**WRITTEN EXERCISE**.
Search the listing for the string "assez" and copy every line that contains it.
>> Start RECORDS TO USE
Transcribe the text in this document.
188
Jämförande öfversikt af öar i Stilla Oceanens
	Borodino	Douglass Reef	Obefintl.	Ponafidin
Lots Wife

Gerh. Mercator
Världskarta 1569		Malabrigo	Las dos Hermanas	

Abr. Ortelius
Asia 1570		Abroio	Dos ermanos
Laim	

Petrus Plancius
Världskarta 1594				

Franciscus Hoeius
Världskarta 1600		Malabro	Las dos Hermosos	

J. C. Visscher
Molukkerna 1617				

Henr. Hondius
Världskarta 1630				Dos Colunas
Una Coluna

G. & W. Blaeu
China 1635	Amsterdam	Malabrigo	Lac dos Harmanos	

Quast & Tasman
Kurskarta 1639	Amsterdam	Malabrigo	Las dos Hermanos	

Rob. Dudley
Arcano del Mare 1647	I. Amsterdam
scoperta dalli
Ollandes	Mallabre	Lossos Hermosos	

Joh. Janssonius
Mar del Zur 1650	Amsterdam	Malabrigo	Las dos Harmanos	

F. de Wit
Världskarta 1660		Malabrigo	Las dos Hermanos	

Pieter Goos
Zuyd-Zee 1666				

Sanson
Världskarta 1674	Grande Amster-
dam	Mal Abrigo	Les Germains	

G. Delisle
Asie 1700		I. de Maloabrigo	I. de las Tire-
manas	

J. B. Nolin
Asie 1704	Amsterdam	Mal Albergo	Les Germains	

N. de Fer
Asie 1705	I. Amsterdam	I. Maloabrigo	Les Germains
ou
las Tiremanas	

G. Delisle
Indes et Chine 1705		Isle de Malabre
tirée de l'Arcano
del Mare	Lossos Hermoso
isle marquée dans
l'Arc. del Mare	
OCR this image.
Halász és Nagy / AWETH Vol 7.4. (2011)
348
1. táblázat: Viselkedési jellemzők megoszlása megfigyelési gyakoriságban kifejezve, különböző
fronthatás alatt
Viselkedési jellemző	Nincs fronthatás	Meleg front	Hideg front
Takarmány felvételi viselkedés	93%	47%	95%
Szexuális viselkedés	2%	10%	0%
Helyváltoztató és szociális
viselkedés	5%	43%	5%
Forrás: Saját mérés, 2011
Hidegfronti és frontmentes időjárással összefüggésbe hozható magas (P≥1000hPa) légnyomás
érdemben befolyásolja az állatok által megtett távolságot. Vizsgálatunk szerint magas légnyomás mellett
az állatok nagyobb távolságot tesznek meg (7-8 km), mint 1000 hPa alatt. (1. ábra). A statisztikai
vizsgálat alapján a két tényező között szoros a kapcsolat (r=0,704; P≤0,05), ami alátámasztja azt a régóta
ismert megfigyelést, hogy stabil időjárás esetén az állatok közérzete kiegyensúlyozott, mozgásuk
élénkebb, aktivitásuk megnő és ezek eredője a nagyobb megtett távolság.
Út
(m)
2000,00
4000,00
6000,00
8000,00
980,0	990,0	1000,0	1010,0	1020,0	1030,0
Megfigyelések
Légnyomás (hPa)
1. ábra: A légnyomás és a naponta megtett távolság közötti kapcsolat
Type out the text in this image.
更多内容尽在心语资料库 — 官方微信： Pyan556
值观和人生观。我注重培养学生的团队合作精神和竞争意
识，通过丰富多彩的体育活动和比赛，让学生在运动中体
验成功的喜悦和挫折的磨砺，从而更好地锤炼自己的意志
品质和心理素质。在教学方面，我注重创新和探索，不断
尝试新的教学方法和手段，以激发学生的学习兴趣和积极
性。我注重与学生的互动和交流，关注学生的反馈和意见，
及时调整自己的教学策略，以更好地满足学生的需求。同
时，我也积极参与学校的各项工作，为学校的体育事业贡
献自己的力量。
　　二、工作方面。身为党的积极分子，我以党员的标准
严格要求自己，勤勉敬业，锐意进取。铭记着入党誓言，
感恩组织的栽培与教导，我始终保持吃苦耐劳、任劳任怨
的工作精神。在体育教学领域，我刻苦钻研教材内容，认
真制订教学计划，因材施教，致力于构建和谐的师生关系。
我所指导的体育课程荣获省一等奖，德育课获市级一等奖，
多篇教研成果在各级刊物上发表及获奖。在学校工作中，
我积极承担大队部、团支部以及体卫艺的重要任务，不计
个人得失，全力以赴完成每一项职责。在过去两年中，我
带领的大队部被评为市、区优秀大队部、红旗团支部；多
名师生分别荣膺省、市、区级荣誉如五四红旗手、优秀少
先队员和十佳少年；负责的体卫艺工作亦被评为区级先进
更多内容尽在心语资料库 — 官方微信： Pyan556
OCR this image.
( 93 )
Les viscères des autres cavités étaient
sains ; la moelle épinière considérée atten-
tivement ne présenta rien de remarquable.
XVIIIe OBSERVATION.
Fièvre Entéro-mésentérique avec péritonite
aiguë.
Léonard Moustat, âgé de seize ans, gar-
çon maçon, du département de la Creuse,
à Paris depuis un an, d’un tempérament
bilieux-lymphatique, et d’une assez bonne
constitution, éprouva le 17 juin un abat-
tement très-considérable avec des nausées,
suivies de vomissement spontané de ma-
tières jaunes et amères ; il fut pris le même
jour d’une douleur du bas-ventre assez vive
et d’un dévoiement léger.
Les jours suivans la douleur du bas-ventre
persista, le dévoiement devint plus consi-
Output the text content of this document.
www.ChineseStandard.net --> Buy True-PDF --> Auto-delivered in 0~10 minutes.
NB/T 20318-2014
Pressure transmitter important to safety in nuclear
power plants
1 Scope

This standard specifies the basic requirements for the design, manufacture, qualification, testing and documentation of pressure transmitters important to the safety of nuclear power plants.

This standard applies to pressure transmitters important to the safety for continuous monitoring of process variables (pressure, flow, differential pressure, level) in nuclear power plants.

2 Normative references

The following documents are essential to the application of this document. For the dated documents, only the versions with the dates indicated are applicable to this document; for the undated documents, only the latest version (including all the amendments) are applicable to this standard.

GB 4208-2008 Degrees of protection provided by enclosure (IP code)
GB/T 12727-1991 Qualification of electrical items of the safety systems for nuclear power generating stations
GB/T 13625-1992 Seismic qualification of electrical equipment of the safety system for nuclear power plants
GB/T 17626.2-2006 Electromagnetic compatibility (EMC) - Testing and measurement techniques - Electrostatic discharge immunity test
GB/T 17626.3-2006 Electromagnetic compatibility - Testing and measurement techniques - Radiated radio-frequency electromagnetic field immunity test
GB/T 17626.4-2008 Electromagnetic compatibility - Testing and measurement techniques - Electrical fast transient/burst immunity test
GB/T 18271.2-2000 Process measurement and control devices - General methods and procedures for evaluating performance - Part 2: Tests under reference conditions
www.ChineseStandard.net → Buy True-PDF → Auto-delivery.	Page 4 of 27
>> End RECORDS TO USE
**SOLUTION TO THIS EXERCISE**.
bilieux-lymphatique, et d’une assez bonne
jour d’une douleur du bas-ventre assez vive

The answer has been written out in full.